[START OF Supplied data]

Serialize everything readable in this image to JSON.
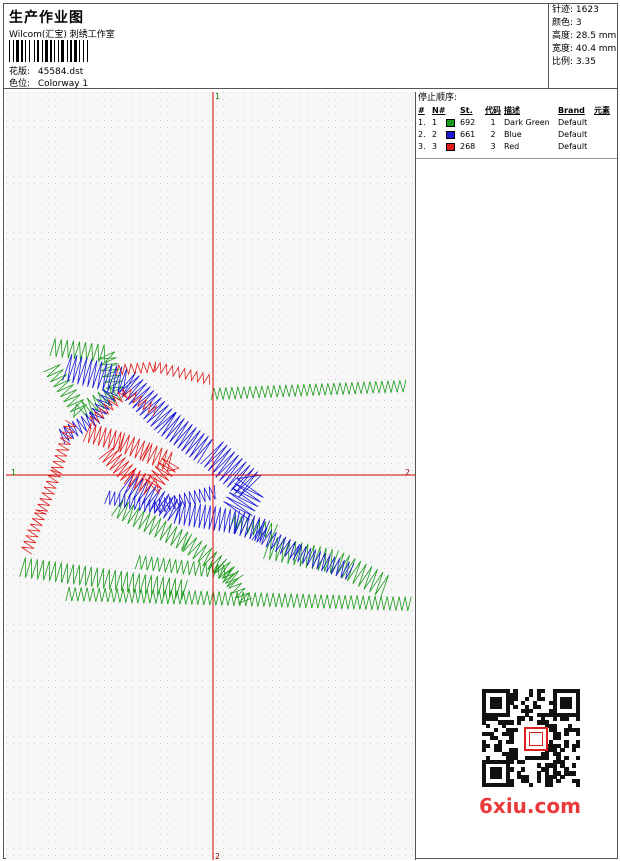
{
  "header": {
    "title": "生产作业图",
    "company": "Wilcom(汇宝) 刺绣工作室",
    "design_label": "花版:",
    "design_value": "45584.dst",
    "colorway_label": "色位:",
    "colorway_value": "Colorway 1"
  },
  "stats": {
    "stitches": "针迹: 1623",
    "colors": "颜色: 3",
    "height": "高度: 28.5 mm",
    "width": "宽度: 40.4 mm",
    "scale": "比例: 3.35"
  },
  "axes": {
    "top": "1",
    "bottom": "2",
    "left": "1",
    "right": "2"
  },
  "sequence": {
    "title": "停止顺序:",
    "headers": {
      "num": "#",
      "n": "N#",
      "st": "St.",
      "code": "代码",
      "desc": "描述",
      "brand": "Brand",
      "element": "元素"
    },
    "rows": [
      {
        "num": "1.",
        "n": "1",
        "color": "#1a9a1a",
        "st": "692",
        "code": "1",
        "desc": "Dark Green",
        "brand": "Default"
      },
      {
        "num": "2.",
        "n": "2",
        "color": "#1a1ad8",
        "st": "661",
        "code": "2",
        "desc": "Blue",
        "brand": "Default"
      },
      {
        "num": "3.",
        "n": "3",
        "color": "#e01a1a",
        "st": "268",
        "code": "3",
        "desc": "Red",
        "brand": "Default"
      }
    ]
  },
  "watermark": {
    "site": "6xiu.com",
    "icon": "qr-code-icon"
  }
}
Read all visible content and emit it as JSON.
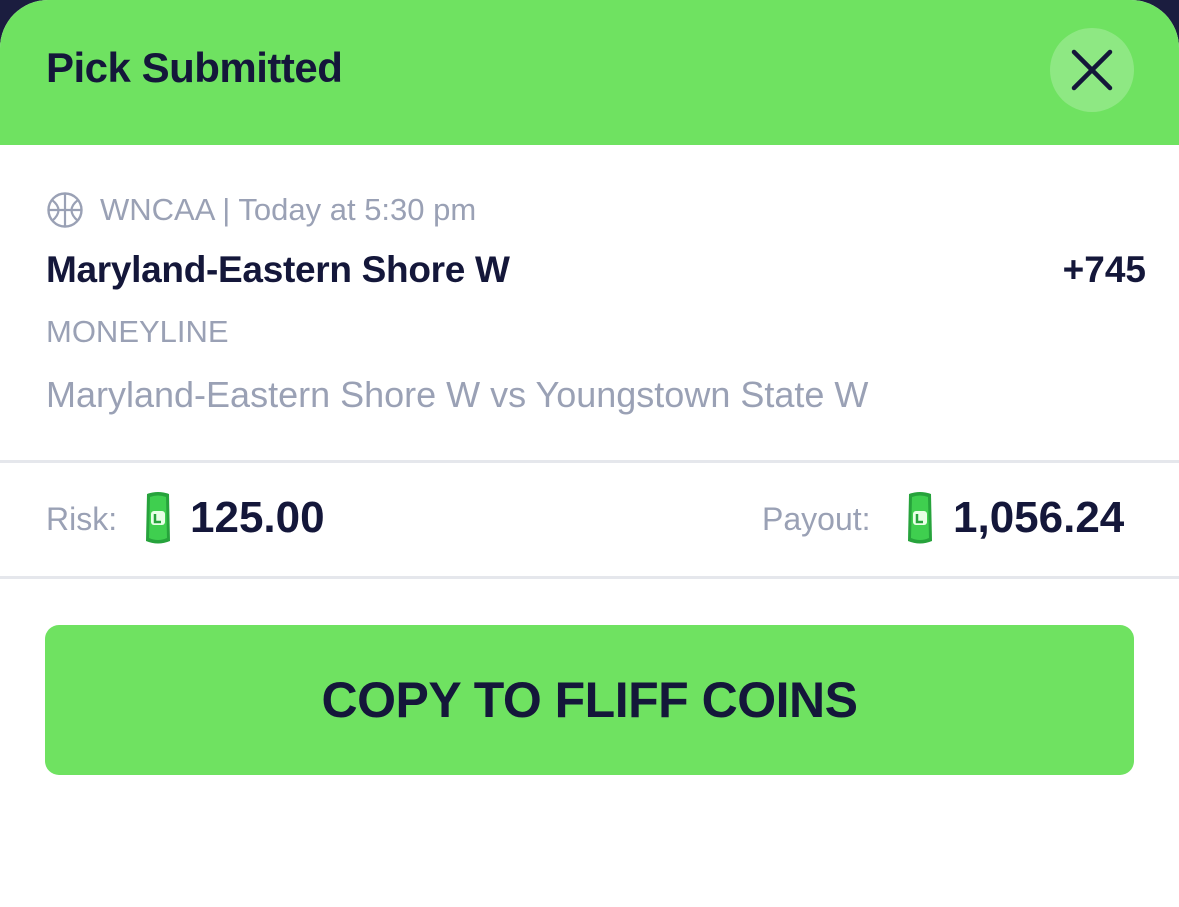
{
  "header": {
    "title": "Pick Submitted",
    "close_icon": "close-icon"
  },
  "pick": {
    "league_icon": "basketball-icon",
    "league_time": "WNCAA | Today at 5:30 pm",
    "team": "Maryland-Eastern Shore W",
    "odds": "+745",
    "bet_type": "MONEYLINE",
    "matchup": "Maryland-Eastern Shore W vs Youngstown State W"
  },
  "wager": {
    "risk_label": "Risk:",
    "risk_value": "125.00",
    "payout_label": "Payout:",
    "payout_value": "1,056.24",
    "coin_icon": "cash-coin-icon"
  },
  "action": {
    "copy_label": "COPY TO FLIFF COINS"
  },
  "colors": {
    "accent_green": "#6fe261",
    "text_dark": "#14173a",
    "text_muted": "#9aa1b5",
    "backdrop": "#1b1d3f"
  }
}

[END OF Supplied data]

■ Work instructions: Pictures excluded, quote all the data above exactly.

■ Solved problem:
Serialize everything readable in this image to JSON.
{
  "header": {
    "title": "生产作业图",
    "company": "Wilcom(汇宝) 刺绣工作室",
    "design_label": "花版:",
    "design_value": "45584.dst",
    "colorway_label": "色位:",
    "colorway_value": "Colorway 1"
  },
  "stats": {
    "stitches": "针迹: 1623",
    "colors": "颜色: 3",
    "height": "高度: 28.5 mm",
    "width": "宽度: 40.4 mm",
    "scale": "比例: 3.35"
  },
  "axes": {
    "top": "1",
    "bottom": "2",
    "left": "1",
    "right": "2"
  },
  "sequence": {
    "title": "停止顺序:",
    "headers": {
      "num": "#",
      "n": "N#",
      "st": "St.",
      "code": "代码",
      "desc": "描述",
      "brand": "Brand",
      "element": "元素"
    },
    "rows": [
      {
        "num": "1.",
        "n": "1",
        "color": "#1a9a1a",
        "st": "692",
        "code": "1",
        "desc": "Dark Green",
        "brand": "Default"
      },
      {
        "num": "2.",
        "n": "2",
        "color": "#1a1ad8",
        "st": "661",
        "code": "2",
        "desc": "Blue",
        "brand": "Default"
      },
      {
        "num": "3.",
        "n": "3",
        "color": "#e01a1a",
        "st": "268",
        "code": "3",
        "desc": "Red",
        "brand": "Default"
      }
    ]
  },
  "watermark": {
    "site": "6xiu.com",
    "icon": "qr-code-icon"
  }
}
Read all visible content and emit it as JSON.
{
  "header": {
    "title": "Pick Submitted",
    "close_icon": "close-icon"
  },
  "pick": {
    "league_icon": "basketball-icon",
    "league_time": "WNCAA | Today at 5:30 pm",
    "team": "Maryland-Eastern Shore W",
    "odds": "+745",
    "bet_type": "MONEYLINE",
    "matchup": "Maryland-Eastern Shore W vs Youngstown State W"
  },
  "wager": {
    "risk_label": "Risk:",
    "risk_value": "125.00",
    "payout_label": "Payout:",
    "payout_value": "1,056.24",
    "coin_icon": "cash-coin-icon"
  },
  "action": {
    "copy_label": "COPY TO FLIFF COINS"
  },
  "colors": {
    "accent_green": "#6fe261",
    "text_dark": "#14173a",
    "text_muted": "#9aa1b5",
    "backdrop": "#1b1d3f"
  }
}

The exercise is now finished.